>> START Given entries

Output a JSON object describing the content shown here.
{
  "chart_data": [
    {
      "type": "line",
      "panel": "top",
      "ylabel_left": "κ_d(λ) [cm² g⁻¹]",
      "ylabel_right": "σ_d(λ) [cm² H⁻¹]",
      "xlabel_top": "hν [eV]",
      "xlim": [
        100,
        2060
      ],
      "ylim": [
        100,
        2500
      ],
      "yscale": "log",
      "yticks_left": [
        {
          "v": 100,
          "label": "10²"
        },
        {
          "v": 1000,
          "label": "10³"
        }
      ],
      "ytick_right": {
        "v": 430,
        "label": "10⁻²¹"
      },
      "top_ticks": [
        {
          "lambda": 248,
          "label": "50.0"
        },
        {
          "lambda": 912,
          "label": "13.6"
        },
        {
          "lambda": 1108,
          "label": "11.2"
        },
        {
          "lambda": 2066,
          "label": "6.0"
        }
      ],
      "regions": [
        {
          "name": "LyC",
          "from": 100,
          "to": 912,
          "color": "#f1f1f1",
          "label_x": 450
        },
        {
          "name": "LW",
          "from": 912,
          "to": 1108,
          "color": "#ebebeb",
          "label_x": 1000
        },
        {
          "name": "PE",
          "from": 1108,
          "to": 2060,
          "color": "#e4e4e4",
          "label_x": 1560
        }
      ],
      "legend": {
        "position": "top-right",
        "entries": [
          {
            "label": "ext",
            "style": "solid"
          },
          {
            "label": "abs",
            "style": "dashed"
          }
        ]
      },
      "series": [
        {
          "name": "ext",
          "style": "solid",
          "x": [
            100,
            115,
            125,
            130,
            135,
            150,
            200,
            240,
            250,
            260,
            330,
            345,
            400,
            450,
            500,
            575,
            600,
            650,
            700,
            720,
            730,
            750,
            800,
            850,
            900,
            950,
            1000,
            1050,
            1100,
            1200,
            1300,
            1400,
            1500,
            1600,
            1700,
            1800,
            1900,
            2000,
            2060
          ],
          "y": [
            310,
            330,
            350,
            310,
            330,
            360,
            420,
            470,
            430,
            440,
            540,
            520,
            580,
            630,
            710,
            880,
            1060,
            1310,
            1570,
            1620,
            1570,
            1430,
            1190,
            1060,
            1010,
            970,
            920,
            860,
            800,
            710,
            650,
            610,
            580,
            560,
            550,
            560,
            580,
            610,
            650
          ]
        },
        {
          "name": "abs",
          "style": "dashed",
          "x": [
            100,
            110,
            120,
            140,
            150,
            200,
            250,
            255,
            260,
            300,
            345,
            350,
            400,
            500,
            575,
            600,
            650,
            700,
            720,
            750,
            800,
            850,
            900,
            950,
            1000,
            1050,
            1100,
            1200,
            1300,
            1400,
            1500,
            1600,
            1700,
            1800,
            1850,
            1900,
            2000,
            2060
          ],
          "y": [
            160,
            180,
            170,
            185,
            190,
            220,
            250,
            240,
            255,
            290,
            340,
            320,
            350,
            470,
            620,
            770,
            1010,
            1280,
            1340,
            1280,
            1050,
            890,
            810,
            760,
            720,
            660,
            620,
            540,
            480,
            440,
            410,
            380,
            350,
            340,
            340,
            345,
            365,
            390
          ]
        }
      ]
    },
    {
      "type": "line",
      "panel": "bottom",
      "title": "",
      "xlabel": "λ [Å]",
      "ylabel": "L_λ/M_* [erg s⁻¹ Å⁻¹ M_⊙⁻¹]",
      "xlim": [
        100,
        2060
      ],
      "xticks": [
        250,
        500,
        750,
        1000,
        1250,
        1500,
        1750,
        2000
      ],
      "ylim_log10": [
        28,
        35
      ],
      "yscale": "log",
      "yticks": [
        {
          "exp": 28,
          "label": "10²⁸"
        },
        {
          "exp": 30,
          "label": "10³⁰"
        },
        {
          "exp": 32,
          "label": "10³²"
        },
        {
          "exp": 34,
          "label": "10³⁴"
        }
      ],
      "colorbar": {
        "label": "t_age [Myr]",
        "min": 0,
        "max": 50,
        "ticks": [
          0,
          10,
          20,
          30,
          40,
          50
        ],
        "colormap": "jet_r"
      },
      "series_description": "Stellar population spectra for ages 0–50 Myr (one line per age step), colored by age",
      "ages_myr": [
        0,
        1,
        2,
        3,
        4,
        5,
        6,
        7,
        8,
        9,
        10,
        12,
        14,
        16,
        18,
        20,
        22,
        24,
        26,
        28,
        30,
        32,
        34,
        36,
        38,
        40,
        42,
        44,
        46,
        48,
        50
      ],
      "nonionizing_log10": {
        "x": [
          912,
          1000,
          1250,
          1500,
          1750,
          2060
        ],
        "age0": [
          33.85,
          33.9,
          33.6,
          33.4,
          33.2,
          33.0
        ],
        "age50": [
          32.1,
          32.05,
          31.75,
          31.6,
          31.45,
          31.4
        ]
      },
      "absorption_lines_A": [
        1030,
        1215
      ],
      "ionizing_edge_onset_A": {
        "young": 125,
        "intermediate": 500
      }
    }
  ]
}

>> END Given entries
>> START Given entries

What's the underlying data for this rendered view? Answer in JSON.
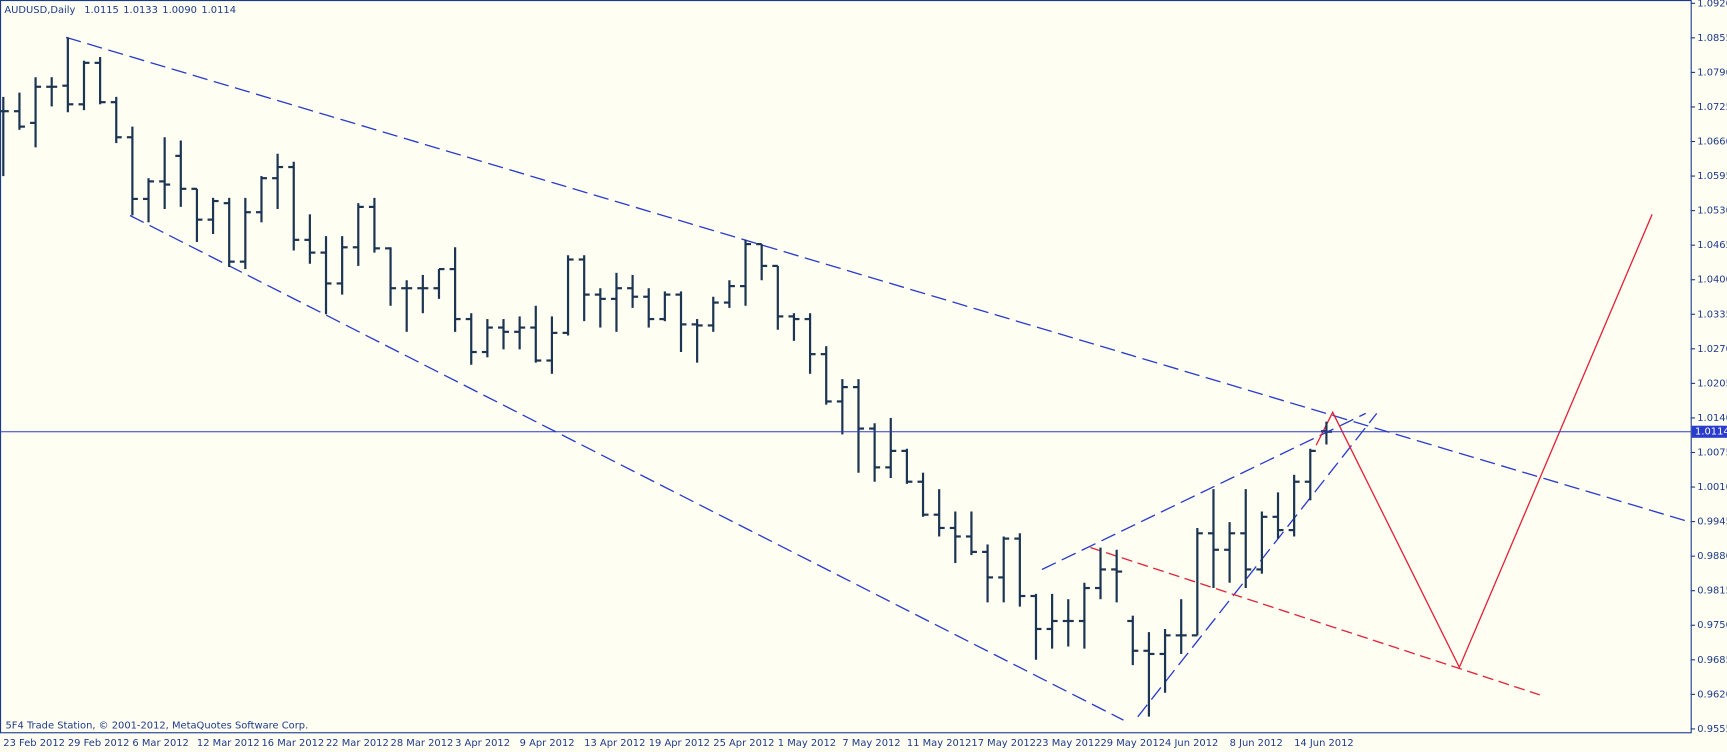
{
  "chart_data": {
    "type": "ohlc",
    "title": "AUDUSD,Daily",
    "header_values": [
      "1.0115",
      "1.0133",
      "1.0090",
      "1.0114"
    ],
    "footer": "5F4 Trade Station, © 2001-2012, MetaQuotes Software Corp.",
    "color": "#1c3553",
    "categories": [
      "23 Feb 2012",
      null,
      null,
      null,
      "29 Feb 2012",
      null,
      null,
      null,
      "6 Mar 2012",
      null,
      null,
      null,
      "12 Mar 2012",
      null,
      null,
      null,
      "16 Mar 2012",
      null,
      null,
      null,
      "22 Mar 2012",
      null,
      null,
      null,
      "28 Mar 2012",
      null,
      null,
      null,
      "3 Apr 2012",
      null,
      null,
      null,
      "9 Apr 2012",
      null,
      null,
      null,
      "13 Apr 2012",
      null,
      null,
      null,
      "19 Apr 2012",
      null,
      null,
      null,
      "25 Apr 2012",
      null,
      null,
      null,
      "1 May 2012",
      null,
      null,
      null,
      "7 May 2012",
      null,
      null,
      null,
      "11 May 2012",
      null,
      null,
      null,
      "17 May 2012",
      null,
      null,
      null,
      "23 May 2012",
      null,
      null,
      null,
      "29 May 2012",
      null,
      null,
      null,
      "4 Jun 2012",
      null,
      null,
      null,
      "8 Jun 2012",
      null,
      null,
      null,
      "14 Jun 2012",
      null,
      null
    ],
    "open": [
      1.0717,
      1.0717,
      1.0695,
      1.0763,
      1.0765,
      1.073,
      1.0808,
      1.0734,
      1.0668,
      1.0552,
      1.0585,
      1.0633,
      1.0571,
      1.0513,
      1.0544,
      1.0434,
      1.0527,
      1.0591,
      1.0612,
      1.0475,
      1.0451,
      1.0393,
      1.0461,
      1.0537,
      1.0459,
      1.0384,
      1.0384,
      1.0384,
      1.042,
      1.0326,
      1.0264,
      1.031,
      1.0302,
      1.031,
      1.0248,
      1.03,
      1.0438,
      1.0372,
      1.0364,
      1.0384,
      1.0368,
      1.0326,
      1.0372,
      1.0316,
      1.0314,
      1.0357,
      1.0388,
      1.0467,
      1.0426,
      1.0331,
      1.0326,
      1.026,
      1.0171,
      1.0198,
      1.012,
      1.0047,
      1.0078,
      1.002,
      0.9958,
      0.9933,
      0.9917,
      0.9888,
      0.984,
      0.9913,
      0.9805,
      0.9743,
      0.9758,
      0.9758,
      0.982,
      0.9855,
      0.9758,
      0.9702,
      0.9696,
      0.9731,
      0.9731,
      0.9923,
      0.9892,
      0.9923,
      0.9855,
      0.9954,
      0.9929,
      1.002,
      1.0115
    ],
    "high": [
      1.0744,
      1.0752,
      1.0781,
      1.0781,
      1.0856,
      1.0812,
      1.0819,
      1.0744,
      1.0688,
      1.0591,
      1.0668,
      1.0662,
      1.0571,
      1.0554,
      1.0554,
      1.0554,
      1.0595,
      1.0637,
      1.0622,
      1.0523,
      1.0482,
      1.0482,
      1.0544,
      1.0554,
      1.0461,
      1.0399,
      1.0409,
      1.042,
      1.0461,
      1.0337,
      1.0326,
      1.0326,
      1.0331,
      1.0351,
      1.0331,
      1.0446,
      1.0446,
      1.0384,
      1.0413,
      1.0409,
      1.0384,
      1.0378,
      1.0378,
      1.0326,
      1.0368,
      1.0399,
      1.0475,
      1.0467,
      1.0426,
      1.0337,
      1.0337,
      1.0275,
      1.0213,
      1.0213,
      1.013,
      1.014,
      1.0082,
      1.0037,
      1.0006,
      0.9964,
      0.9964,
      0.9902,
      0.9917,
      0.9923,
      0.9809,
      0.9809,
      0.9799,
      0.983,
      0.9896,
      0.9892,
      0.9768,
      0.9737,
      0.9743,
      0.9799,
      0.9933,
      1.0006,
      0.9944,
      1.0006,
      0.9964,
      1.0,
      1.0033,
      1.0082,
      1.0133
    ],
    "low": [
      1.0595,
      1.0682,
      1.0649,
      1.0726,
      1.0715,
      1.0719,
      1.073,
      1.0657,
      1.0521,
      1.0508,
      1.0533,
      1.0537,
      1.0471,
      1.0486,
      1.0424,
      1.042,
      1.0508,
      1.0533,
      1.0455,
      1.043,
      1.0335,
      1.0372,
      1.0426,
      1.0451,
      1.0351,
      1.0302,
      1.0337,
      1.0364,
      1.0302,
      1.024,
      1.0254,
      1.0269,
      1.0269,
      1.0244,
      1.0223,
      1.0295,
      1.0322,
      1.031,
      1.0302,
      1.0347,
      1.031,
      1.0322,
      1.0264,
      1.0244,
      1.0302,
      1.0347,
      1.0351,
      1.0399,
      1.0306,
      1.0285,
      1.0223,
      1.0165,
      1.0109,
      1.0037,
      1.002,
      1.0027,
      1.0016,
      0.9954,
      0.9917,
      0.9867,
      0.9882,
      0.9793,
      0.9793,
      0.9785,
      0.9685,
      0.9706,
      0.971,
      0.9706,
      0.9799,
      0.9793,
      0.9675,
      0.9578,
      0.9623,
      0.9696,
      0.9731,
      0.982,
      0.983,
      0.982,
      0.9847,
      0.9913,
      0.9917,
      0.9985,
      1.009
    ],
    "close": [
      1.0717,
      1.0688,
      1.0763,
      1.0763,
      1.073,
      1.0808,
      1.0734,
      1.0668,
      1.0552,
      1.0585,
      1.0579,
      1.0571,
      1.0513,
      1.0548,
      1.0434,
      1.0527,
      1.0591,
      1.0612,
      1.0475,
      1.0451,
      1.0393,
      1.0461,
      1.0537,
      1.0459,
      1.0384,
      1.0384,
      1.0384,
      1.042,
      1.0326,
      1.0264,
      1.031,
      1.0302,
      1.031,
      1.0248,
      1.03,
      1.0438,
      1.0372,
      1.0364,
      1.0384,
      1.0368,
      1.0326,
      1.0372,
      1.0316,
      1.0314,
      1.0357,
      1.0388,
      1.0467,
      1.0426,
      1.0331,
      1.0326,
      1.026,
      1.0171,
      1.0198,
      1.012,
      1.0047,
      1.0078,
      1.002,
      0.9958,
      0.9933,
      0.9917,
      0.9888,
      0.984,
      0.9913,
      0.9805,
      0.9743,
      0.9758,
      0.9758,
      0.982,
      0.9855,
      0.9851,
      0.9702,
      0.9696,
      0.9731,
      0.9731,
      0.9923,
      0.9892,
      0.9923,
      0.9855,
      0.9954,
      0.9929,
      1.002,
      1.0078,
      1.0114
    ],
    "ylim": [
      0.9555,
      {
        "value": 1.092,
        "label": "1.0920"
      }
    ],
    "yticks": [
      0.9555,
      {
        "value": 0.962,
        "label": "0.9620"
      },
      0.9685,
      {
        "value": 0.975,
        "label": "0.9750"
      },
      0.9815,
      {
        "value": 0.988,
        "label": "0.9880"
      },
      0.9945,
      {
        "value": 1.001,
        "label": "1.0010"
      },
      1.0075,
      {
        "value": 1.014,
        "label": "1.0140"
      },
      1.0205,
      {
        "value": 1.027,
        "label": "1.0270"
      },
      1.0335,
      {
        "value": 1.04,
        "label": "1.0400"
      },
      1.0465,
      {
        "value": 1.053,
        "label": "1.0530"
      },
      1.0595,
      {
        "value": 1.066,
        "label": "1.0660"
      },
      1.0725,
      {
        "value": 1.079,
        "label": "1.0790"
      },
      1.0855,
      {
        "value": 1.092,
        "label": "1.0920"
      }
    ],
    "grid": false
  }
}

>> END Given entries

- _Aim_
Tally the lines containing "name". Provide the number without any other words.

- _Task answer_
5